## Your instructions
Report back each line of the records that contains the string "Anzahl".

## Source data

-- start --

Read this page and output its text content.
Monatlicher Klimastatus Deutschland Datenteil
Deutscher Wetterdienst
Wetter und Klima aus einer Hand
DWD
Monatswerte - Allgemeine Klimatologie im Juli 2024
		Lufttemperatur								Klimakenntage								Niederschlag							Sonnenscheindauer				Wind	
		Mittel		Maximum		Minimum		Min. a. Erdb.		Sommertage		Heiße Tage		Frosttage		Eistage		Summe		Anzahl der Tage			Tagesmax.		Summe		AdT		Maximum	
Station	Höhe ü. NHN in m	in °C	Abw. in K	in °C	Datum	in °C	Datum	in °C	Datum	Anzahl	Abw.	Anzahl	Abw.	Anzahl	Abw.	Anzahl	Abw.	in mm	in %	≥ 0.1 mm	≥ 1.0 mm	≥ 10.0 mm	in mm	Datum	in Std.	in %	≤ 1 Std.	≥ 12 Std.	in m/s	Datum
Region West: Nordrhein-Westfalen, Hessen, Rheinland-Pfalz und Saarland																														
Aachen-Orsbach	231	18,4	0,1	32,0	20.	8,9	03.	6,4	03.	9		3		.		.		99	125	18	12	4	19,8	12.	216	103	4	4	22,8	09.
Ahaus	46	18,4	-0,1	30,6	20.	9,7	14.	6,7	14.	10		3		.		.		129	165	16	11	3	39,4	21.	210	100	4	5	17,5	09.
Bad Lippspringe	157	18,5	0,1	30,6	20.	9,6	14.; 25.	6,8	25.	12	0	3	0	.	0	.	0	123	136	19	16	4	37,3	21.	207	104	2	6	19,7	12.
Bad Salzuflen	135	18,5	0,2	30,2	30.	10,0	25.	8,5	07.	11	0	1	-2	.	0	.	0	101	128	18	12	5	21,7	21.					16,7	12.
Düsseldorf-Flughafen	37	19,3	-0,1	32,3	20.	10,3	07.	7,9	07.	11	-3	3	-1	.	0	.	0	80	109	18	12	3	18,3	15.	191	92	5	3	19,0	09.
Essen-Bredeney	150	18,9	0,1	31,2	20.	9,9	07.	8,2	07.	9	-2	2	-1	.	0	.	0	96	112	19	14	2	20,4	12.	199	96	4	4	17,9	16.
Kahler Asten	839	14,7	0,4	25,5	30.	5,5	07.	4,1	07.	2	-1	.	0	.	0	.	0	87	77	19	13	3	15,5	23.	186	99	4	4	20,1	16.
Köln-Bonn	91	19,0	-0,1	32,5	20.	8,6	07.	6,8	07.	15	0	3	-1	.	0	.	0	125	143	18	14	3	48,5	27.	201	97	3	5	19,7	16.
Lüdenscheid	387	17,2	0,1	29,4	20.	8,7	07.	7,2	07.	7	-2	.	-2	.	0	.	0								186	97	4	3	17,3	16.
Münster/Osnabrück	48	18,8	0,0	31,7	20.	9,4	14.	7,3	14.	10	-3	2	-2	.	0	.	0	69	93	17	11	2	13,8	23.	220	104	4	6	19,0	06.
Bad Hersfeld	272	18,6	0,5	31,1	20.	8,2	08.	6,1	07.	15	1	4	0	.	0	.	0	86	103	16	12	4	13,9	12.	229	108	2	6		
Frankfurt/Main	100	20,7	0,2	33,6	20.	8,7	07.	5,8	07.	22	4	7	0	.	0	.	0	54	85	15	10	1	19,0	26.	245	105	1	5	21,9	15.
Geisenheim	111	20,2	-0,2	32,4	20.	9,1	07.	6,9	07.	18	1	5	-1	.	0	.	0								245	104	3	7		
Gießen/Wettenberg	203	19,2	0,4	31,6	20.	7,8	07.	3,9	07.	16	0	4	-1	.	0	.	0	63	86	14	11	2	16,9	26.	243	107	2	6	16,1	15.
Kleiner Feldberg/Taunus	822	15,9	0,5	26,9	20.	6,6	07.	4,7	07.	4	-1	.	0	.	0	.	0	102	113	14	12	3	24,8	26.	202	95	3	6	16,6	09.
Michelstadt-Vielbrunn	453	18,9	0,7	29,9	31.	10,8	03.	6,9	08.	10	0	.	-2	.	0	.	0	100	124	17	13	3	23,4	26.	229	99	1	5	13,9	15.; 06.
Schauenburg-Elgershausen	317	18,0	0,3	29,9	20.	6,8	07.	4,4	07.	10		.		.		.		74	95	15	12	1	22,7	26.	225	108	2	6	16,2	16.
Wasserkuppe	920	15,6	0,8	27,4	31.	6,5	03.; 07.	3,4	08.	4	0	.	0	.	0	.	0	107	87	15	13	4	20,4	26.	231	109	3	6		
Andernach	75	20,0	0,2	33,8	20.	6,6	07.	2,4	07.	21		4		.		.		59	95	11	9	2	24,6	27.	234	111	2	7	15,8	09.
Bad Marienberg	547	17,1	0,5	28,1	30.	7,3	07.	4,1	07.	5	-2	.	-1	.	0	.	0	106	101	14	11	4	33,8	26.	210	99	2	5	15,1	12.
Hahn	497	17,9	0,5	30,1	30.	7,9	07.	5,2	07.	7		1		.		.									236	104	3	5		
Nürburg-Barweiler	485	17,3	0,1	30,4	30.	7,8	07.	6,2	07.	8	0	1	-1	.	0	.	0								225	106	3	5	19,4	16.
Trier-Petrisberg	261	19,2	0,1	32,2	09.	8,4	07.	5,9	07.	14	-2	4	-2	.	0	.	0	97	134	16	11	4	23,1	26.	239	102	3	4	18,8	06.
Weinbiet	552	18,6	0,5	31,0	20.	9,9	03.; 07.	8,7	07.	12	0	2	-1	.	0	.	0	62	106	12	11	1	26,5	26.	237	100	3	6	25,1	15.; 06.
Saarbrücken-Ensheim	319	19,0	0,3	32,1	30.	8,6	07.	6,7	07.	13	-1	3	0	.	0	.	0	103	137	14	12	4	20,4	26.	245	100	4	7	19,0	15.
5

-- end --

## Exercise output
		Mittel		Maximum		Minimum		Min. a. Erdb.		Sommertage		Heiße Tage		Frosttage		Eistage		Summe		Anzahl der Tage			Tagesmax.		Summe		AdT		Maximum	
Station	Höhe ü. NHN in m	in °C	Abw. in K	in °C	Datum	in °C	Datum	in °C	Datum	Anzahl	Abw.	Anzahl	Abw.	Anzahl	Abw.	Anzahl	Abw.	in mm	in %	≥ 0.1 mm	≥ 1.0 mm	≥ 10.0 mm	in mm	Datum	in Std.	in %	≤ 1 Std.	≥ 12 Std.	in m/s	Datum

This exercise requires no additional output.